**本文:**
共同生活の様子を記録するフジテレビ番組「テラスハウス」に出演していた木村花さん。番組内での言動についてTwitter上で「ねえねえ。いつ死ぬの?」「死ねや、クソが」「きもい」などと書き込んでいた男2人が書類送検されました。
しかし、男2人は「侮辱罪」で略式起訴され、罰則は科料9,000円のみでした。その罪の軽さに侮辱罪の罰則強化の声が上がっていたのです。
聞き馴染みのない「科料」ですが、比較的軽微な犯罪に対して科せられる金銭罰を意味しており、刑罰の一種として定められているものとなります。似たような意味を持つ言葉で「過料」がありますが、過料と科料の1番の違いは刑罰か否かという点です。
過料は、行政上の義務違反に対するペナルティーとして義務違反者に対して科せられる金銭的な罰という意味を持っています。科料は、犯罪行為に対して科せられる刑罰ですので、その差は一目瞭然だと思います。

**提供資料:**
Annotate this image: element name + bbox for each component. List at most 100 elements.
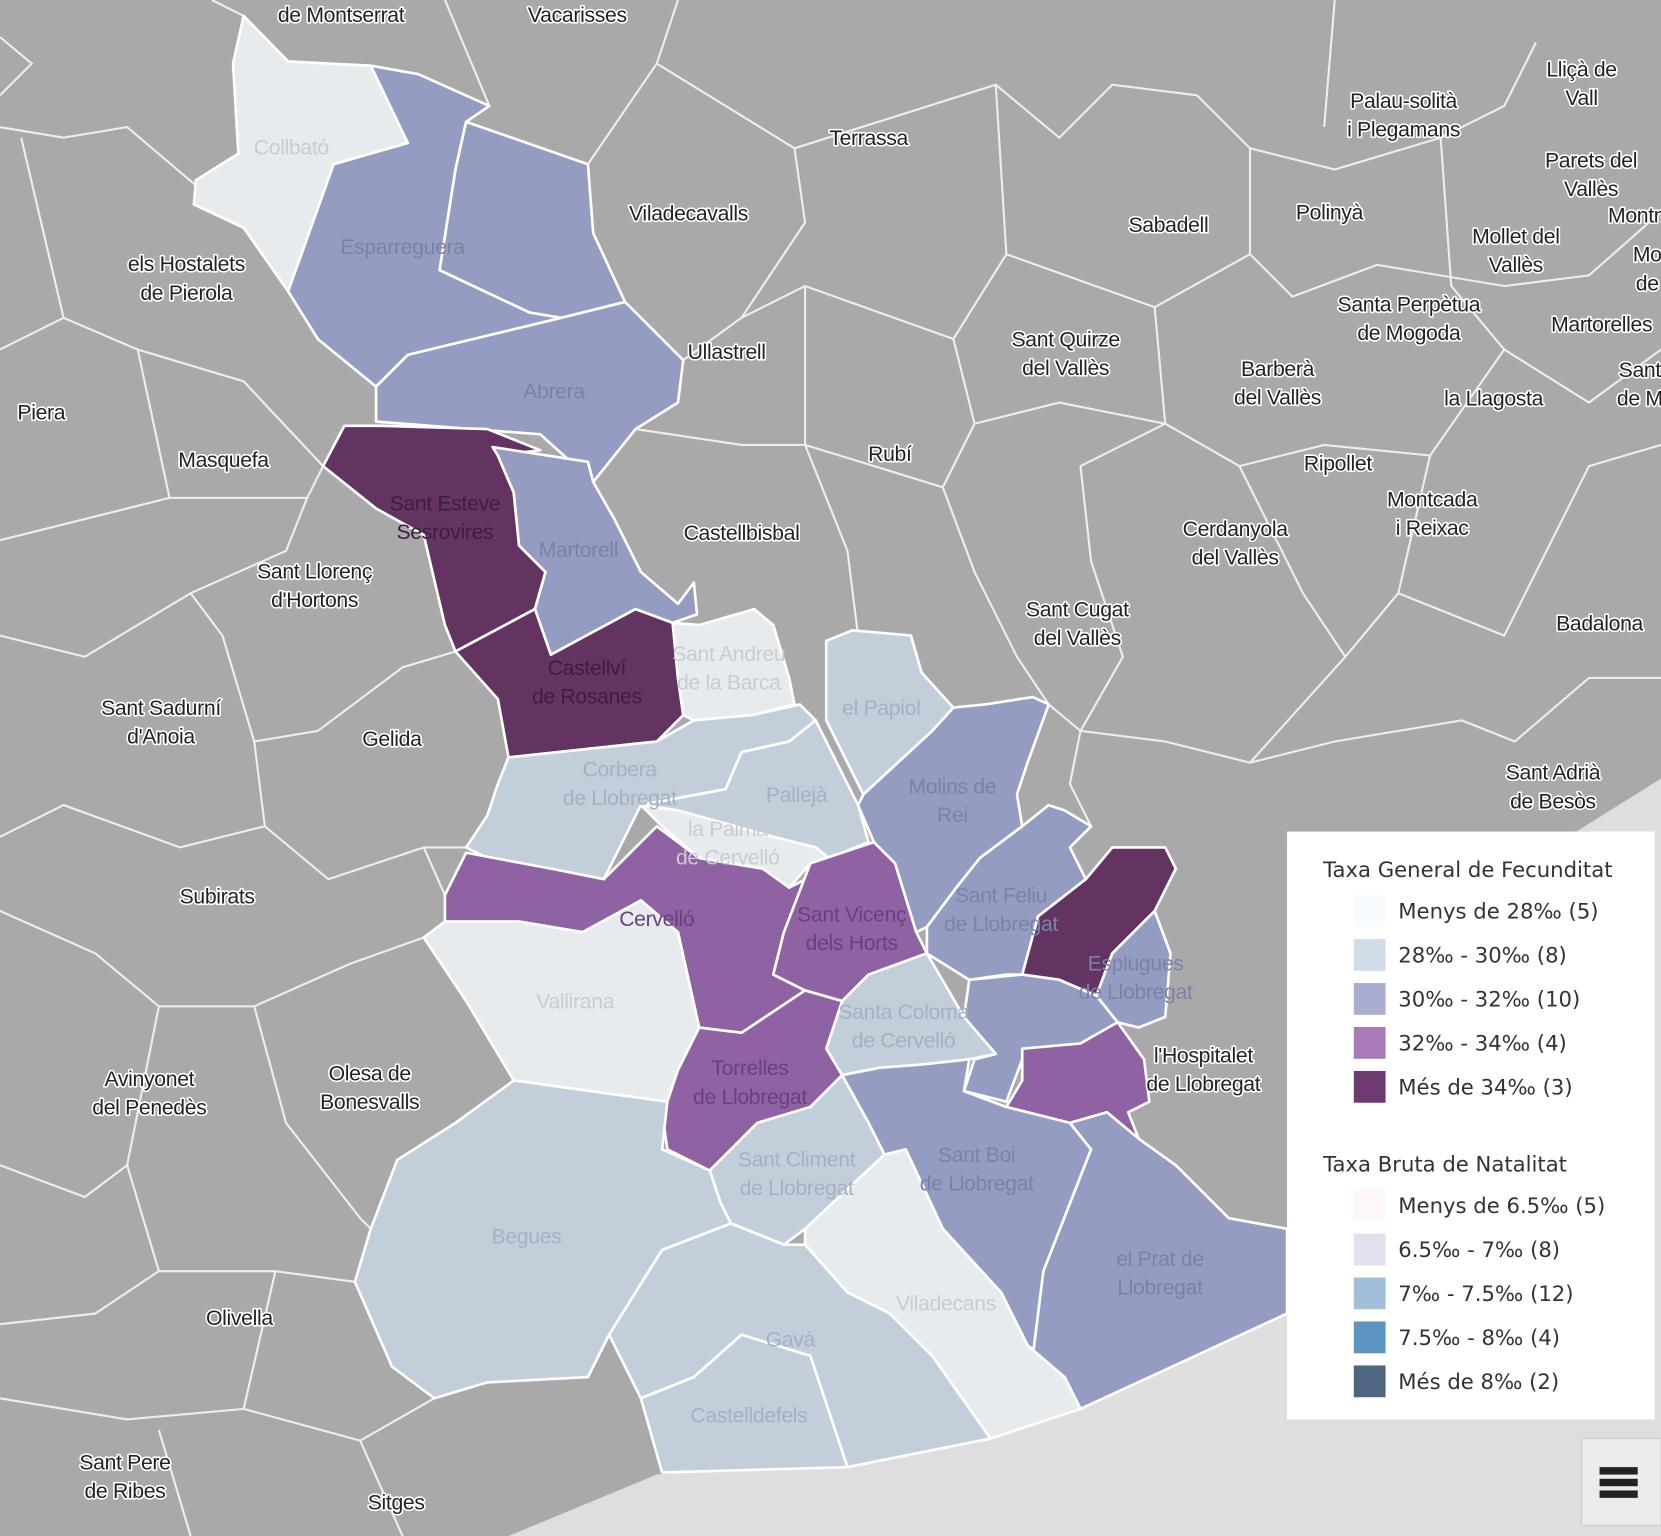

**演習課題 1:**
次の記述(a)〜(c)が本文の内容と合っているかを「はい」か「いいえ」で答え、判断の根拠となる本文の語句をそのまま引用しなさい。(a) 男2人に科された罰則は科料9,000円だけだった。(b) 過料は刑罰の一種である。(c) 男2人は書き込みをめぐって書類送検された。
**演習課題 2:**
本文の「共同生活の様子を記録するフジ」から「の差は一目瞭然だと思います。」までの部分(両端を含む)を、「男2人」を「男性2人」に言い換えて書き直しなさい。
資料は本文とは別に用意されたものです。

**解答例 1:**
(a) はい。「罰則は科料9,000円のみでした」
(b) いいえ。「過料と科料の1番の違いは刑罰か否かという点です」「行政上の義務違反に対するペナルティーとして義務違反者に対して科せられる金銭的な罰」
(c) はい。「書き込んでいた男2人が書類送検されました」

**解答例 2:**
共同生活の様子を記録するフジテレビ番組「テラスハウス」に出演していた木村花さん。番組内での言動についてTwitter上で「ねえねえ。いつ死ぬの?」「死ねや、クソが」「きもい」などと書き込んでいた男性2人が書類送検されました。
しかし、男性2人は「侮辱罪」で略式起訴され、罰則は科料9,000円のみでした。その罪の軽さに侮辱罪の罰則強化の声が上がっていたのです。
聞き馴染みのない「科料」ですが、比較的軽微な犯罪に対して科せられる金銭罰を意味しており、刑罰の一種として定められているものとなります。似たような意味を持つ言葉で「過料」がありますが、過料と科料の1番の違いは刑罰か否かという点です。
過料は、行政上の義務違反に対するペナルティーとして義務違反者に対して科せられる金銭的な罰という意味を持っています。科料は、犯罪行為に対して科せられる刑罰ですので、その差は一目瞭然だと思います。